* WHAT YOU ARE ASKED TO DO
Print out the material that follows word for word.

* SUPPLIED RECORDS
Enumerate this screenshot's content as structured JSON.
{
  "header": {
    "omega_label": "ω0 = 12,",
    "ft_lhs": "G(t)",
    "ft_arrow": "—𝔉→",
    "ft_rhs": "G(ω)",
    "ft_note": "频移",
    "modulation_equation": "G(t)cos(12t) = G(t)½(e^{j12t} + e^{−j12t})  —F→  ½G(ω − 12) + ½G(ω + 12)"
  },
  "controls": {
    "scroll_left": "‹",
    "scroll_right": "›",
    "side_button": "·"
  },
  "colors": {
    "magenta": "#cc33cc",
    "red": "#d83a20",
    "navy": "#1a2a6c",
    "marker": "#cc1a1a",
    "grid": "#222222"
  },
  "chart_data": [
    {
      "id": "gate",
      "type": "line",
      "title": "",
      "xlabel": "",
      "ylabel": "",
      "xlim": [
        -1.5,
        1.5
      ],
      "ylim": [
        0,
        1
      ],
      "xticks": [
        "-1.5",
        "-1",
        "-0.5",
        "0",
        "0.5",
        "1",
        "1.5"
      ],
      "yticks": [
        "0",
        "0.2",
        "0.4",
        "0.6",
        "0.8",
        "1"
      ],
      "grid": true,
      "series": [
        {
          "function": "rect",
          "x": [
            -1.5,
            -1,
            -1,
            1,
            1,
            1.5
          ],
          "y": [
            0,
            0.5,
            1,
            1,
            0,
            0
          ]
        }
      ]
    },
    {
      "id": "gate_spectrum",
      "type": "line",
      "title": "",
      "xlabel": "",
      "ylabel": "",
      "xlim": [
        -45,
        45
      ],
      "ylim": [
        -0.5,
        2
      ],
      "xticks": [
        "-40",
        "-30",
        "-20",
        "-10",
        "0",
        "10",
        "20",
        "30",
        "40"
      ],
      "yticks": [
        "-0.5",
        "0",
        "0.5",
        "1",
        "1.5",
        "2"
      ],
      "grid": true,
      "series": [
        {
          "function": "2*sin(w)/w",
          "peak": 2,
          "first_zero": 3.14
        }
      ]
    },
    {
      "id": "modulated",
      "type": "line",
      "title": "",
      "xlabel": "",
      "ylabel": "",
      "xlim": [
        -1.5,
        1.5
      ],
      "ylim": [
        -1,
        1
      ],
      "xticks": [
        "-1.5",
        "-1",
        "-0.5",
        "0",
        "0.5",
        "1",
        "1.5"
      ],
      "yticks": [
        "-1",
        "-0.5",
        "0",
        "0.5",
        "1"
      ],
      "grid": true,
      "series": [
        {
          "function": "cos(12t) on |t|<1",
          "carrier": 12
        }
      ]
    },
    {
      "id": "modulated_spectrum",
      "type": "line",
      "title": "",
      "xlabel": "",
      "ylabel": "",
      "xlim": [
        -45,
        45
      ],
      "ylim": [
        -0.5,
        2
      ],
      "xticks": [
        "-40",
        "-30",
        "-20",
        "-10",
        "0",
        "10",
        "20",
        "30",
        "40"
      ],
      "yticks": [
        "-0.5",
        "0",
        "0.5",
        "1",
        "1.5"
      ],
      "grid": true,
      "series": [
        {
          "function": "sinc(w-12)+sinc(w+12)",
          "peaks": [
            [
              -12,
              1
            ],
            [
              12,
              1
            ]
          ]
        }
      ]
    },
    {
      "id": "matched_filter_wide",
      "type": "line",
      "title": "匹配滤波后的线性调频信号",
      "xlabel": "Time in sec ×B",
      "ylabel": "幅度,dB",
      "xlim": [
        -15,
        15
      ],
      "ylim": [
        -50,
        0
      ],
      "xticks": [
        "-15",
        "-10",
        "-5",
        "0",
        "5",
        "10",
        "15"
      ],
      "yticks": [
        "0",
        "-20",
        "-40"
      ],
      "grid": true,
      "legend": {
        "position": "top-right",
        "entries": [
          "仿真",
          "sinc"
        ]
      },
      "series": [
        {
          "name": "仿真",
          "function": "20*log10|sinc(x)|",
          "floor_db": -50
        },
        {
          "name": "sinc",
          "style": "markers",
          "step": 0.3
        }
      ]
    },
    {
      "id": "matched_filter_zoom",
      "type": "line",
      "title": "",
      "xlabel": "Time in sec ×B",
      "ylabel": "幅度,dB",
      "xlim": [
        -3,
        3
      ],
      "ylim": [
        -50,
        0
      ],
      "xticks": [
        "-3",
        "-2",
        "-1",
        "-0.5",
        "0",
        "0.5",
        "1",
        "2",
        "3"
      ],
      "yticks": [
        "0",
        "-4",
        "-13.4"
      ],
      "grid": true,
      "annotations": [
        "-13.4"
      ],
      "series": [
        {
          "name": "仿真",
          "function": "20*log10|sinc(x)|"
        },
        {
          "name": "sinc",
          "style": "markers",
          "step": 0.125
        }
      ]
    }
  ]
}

* WRITTEN RESPONSE
Enumerate this screenshot's content as structured JSON.
{
  "header": {
    "omega_label": "ω0 = 12,",
    "ft_lhs": "G(t)",
    "ft_arrow": "—𝔉→",
    "ft_rhs": "G(ω)",
    "ft_note": "频移",
    "modulation_equation": "G(t)cos(12t) = G(t)½(e^{j12t} + e^{−j12t})  —F→  ½G(ω − 12) + ½G(ω + 12)"
  },
  "controls": {
    "scroll_left": "‹",
    "scroll_right": "›",
    "side_button": "·"
  },
  "colors": {
    "magenta": "#cc33cc",
    "red": "#d83a20",
    "navy": "#1a2a6c",
    "marker": "#cc1a1a",
    "grid": "#222222"
  },
  "chart_data": [
    {
      "id": "gate",
      "type": "line",
      "title": "",
      "xlabel": "",
      "ylabel": "",
      "xlim": [
        -1.5,
        1.5
      ],
      "ylim": [
        0,
        1
      ],
      "xticks": [
        "-1.5",
        "-1",
        "-0.5",
        "0",
        "0.5",
        "1",
        "1.5"
      ],
      "yticks": [
        "0",
        "0.2",
        "0.4",
        "0.6",
        "0.8",
        "1"
      ],
      "grid": true,
      "series": [
        {
          "function": "rect",
          "x": [
            -1.5,
            -1,
            -1,
            1,
            1,
            1.5
          ],
          "y": [
            0,
            0.5,
            1,
            1,
            0,
            0
          ]
        }
      ]
    },
    {
      "id": "gate_spectrum",
      "type": "line",
      "title": "",
      "xlabel": "",
      "ylabel": "",
      "xlim": [
        -45,
        45
      ],
      "ylim": [
        -0.5,
        2
      ],
      "xticks": [
        "-40",
        "-30",
        "-20",
        "-10",
        "0",
        "10",
        "20",
        "30",
        "40"
      ],
      "yticks": [
        "-0.5",
        "0",
        "0.5",
        "1",
        "1.5",
        "2"
      ],
      "grid": true,
      "series": [
        {
          "function": "2*sin(w)/w",
          "peak": 2,
          "first_zero": 3.14
        }
      ]
    },
    {
      "id": "modulated",
      "type": "line",
      "title": "",
      "xlabel": "",
      "ylabel": "",
      "xlim": [
        -1.5,
        1.5
      ],
      "ylim": [
        -1,
        1
      ],
      "xticks": [
        "-1.5",
        "-1",
        "-0.5",
        "0",
        "0.5",
        "1",
        "1.5"
      ],
      "yticks": [
        "-1",
        "-0.5",
        "0",
        "0.5",
        "1"
      ],
      "grid": true,
      "series": [
        {
          "function": "cos(12t) on |t|<1",
          "carrier": 12
        }
      ]
    },
    {
      "id": "modulated_spectrum",
      "type": "line",
      "title": "",
      "xlabel": "",
      "ylabel": "",
      "xlim": [
        -45,
        45
      ],
      "ylim": [
        -0.5,
        2
      ],
      "xticks": [
        "-40",
        "-30",
        "-20",
        "-10",
        "0",
        "10",
        "20",
        "30",
        "40"
      ],
      "yticks": [
        "-0.5",
        "0",
        "0.5",
        "1",
        "1.5"
      ],
      "grid": true,
      "series": [
        {
          "function": "sinc(w-12)+sinc(w+12)",
          "peaks": [
            [
              -12,
              1
            ],
            [
              12,
              1
            ]
          ]
        }
      ]
    },
    {
      "id": "matched_filter_wide",
      "type": "line",
      "title": "匹配滤波后的线性调频信号",
      "xlabel": "Time in sec ×B",
      "ylabel": "幅度,dB",
      "xlim": [
        -15,
        15
      ],
      "ylim": [
        -50,
        0
      ],
      "xticks": [
        "-15",
        "-10",
        "-5",
        "0",
        "5",
        "10",
        "15"
      ],
      "yticks": [
        "0",
        "-20",
        "-40"
      ],
      "grid": true,
      "legend": {
        "position": "top-right",
        "entries": [
          "仿真",
          "sinc"
        ]
      },
      "series": [
        {
          "name": "仿真",
          "function": "20*log10|sinc(x)|",
          "floor_db": -50
        },
        {
          "name": "sinc",
          "style": "markers",
          "step": 0.3
        }
      ]
    },
    {
      "id": "matched_filter_zoom",
      "type": "line",
      "title": "",
      "xlabel": "Time in sec ×B",
      "ylabel": "幅度,dB",
      "xlim": [
        -3,
        3
      ],
      "ylim": [
        -50,
        0
      ],
      "xticks": [
        "-3",
        "-2",
        "-1",
        "-0.5",
        "0",
        "0.5",
        "1",
        "2",
        "3"
      ],
      "yticks": [
        "0",
        "-4",
        "-13.4"
      ],
      "grid": true,
      "annotations": [
        "-13.4"
      ],
      "series": [
        {
          "name": "仿真",
          "function": "20*log10|sinc(x)|"
        },
        {
          "name": "sinc",
          "style": "markers",
          "step": 0.125
        }
      ]
    }
  ]
}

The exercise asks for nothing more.